What the task requires >> Output the lines that follow exactly as they are.
──────── Supplied information
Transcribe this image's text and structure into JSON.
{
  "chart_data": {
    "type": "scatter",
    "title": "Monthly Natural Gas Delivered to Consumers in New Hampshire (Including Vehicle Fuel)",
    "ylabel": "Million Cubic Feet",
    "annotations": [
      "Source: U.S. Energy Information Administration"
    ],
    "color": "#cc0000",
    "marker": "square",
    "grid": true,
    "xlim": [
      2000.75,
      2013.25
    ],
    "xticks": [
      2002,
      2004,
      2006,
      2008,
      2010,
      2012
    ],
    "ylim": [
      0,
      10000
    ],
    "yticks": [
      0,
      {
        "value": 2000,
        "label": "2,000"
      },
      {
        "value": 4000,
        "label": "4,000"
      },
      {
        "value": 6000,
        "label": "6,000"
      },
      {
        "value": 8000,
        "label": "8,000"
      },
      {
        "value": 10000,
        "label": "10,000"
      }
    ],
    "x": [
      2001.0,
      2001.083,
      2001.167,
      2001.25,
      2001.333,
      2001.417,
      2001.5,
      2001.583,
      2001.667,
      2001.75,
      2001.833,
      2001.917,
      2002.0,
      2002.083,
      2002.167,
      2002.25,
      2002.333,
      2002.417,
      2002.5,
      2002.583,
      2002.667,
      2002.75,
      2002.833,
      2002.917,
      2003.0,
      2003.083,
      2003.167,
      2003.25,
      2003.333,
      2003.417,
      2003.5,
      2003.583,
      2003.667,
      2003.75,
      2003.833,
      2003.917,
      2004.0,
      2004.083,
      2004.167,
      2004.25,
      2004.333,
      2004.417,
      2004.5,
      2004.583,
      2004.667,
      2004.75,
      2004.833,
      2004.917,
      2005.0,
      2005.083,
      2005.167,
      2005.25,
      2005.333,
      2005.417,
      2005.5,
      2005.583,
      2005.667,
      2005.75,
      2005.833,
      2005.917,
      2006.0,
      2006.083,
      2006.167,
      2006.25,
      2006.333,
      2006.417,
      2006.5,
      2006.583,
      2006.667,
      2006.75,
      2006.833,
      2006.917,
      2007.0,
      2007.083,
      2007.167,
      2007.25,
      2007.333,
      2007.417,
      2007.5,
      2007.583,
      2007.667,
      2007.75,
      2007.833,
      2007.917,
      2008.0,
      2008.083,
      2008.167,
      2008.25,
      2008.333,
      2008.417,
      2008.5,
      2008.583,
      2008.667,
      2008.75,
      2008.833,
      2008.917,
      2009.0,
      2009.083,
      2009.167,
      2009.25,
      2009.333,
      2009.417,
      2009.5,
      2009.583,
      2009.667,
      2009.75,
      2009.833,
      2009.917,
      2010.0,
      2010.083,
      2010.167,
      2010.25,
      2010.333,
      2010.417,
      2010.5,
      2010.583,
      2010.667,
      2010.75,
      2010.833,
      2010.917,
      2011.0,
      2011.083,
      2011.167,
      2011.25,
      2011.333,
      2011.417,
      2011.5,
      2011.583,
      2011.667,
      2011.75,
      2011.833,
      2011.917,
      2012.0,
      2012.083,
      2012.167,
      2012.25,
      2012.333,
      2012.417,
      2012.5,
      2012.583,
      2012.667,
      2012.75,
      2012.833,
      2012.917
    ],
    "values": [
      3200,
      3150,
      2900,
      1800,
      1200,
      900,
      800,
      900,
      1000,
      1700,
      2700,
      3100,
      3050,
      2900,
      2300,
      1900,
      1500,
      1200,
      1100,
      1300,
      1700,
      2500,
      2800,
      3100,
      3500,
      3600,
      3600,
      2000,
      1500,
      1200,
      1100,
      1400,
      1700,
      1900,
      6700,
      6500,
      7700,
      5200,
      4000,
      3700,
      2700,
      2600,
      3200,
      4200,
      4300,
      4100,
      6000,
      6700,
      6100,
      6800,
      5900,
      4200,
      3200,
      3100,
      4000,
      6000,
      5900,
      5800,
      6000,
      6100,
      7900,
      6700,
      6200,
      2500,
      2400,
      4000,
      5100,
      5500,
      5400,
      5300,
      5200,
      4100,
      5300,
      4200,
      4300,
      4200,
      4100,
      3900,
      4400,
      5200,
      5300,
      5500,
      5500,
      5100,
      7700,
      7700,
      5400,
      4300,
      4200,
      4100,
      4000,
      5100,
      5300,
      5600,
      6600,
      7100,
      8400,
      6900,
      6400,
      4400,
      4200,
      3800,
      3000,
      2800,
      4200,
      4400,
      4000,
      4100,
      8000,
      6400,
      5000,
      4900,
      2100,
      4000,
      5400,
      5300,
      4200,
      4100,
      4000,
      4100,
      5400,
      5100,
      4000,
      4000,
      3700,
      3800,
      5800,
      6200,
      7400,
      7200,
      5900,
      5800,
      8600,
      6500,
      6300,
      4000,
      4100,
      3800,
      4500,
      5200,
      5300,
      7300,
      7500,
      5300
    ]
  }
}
────────────────
Exercise response >>
Transcribe this image's text and structure into JSON.
{
  "chart_data": {
    "type": "scatter",
    "title": "Monthly Natural Gas Delivered to Consumers in New Hampshire (Including Vehicle Fuel)",
    "ylabel": "Million Cubic Feet",
    "annotations": [
      "Source: U.S. Energy Information Administration"
    ],
    "color": "#cc0000",
    "marker": "square",
    "grid": true,
    "xlim": [
      2000.75,
      2013.25
    ],
    "xticks": [
      2002,
      2004,
      2006,
      2008,
      2010,
      2012
    ],
    "ylim": [
      0,
      10000
    ],
    "yticks": [
      0,
      {
        "value": 2000,
        "label": "2,000"
      },
      {
        "value": 4000,
        "label": "4,000"
      },
      {
        "value": 6000,
        "label": "6,000"
      },
      {
        "value": 8000,
        "label": "8,000"
      },
      {
        "value": 10000,
        "label": "10,000"
      }
    ],
    "x": [
      2001.0,
      2001.083,
      2001.167,
      2001.25,
      2001.333,
      2001.417,
      2001.5,
      2001.583,
      2001.667,
      2001.75,
      2001.833,
      2001.917,
      2002.0,
      2002.083,
      2002.167,
      2002.25,
      2002.333,
      2002.417,
      2002.5,
      2002.583,
      2002.667,
      2002.75,
      2002.833,
      2002.917,
      2003.0,
      2003.083,
      2003.167,
      2003.25,
      2003.333,
      2003.417,
      2003.5,
      2003.583,
      2003.667,
      2003.75,
      2003.833,
      2003.917,
      2004.0,
      2004.083,
      2004.167,
      2004.25,
      2004.333,
      2004.417,
      2004.5,
      2004.583,
      2004.667,
      2004.75,
      2004.833,
      2004.917,
      2005.0,
      2005.083,
      2005.167,
      2005.25,
      2005.333,
      2005.417,
      2005.5,
      2005.583,
      2005.667,
      2005.75,
      2005.833,
      2005.917,
      2006.0,
      2006.083,
      2006.167,
      2006.25,
      2006.333,
      2006.417,
      2006.5,
      2006.583,
      2006.667,
      2006.75,
      2006.833,
      2006.917,
      2007.0,
      2007.083,
      2007.167,
      2007.25,
      2007.333,
      2007.417,
      2007.5,
      2007.583,
      2007.667,
      2007.75,
      2007.833,
      2007.917,
      2008.0,
      2008.083,
      2008.167,
      2008.25,
      2008.333,
      2008.417,
      2008.5,
      2008.583,
      2008.667,
      2008.75,
      2008.833,
      2008.917,
      2009.0,
      2009.083,
      2009.167,
      2009.25,
      2009.333,
      2009.417,
      2009.5,
      2009.583,
      2009.667,
      2009.75,
      2009.833,
      2009.917,
      2010.0,
      2010.083,
      2010.167,
      2010.25,
      2010.333,
      2010.417,
      2010.5,
      2010.583,
      2010.667,
      2010.75,
      2010.833,
      2010.917,
      2011.0,
      2011.083,
      2011.167,
      2011.25,
      2011.333,
      2011.417,
      2011.5,
      2011.583,
      2011.667,
      2011.75,
      2011.833,
      2011.917,
      2012.0,
      2012.083,
      2012.167,
      2012.25,
      2012.333,
      2012.417,
      2012.5,
      2012.583,
      2012.667,
      2012.75,
      2012.833,
      2012.917
    ],
    "values": [
      3200,
      3150,
      2900,
      1800,
      1200,
      900,
      800,
      900,
      1000,
      1700,
      2700,
      3100,
      3050,
      2900,
      2300,
      1900,
      1500,
      1200,
      1100,
      1300,
      1700,
      2500,
      2800,
      3100,
      3500,
      3600,
      3600,
      2000,
      1500,
      1200,
      1100,
      1400,
      1700,
      1900,
      6700,
      6500,
      7700,
      5200,
      4000,
      3700,
      2700,
      2600,
      3200,
      4200,
      4300,
      4100,
      6000,
      6700,
      6100,
      6800,
      5900,
      4200,
      3200,
      3100,
      4000,
      6000,
      5900,
      5800,
      6000,
      6100,
      7900,
      6700,
      6200,
      2500,
      2400,
      4000,
      5100,
      5500,
      5400,
      5300,
      5200,
      4100,
      5300,
      4200,
      4300,
      4200,
      4100,
      3900,
      4400,
      5200,
      5300,
      5500,
      5500,
      5100,
      7700,
      7700,
      5400,
      4300,
      4200,
      4100,
      4000,
      5100,
      5300,
      5600,
      6600,
      7100,
      8400,
      6900,
      6400,
      4400,
      4200,
      3800,
      3000,
      2800,
      4200,
      4400,
      4000,
      4100,
      8000,
      6400,
      5000,
      4900,
      2100,
      4000,
      5400,
      5300,
      4200,
      4100,
      4000,
      4100,
      5400,
      5100,
      4000,
      4000,
      3700,
      3800,
      5800,
      6200,
      7400,
      7200,
      5900,
      5800,
      8600,
      6500,
      6300,
      4000,
      4100,
      3800,
      4500,
      5200,
      5300,
      7300,
      7500,
      5300
    ]
  }
}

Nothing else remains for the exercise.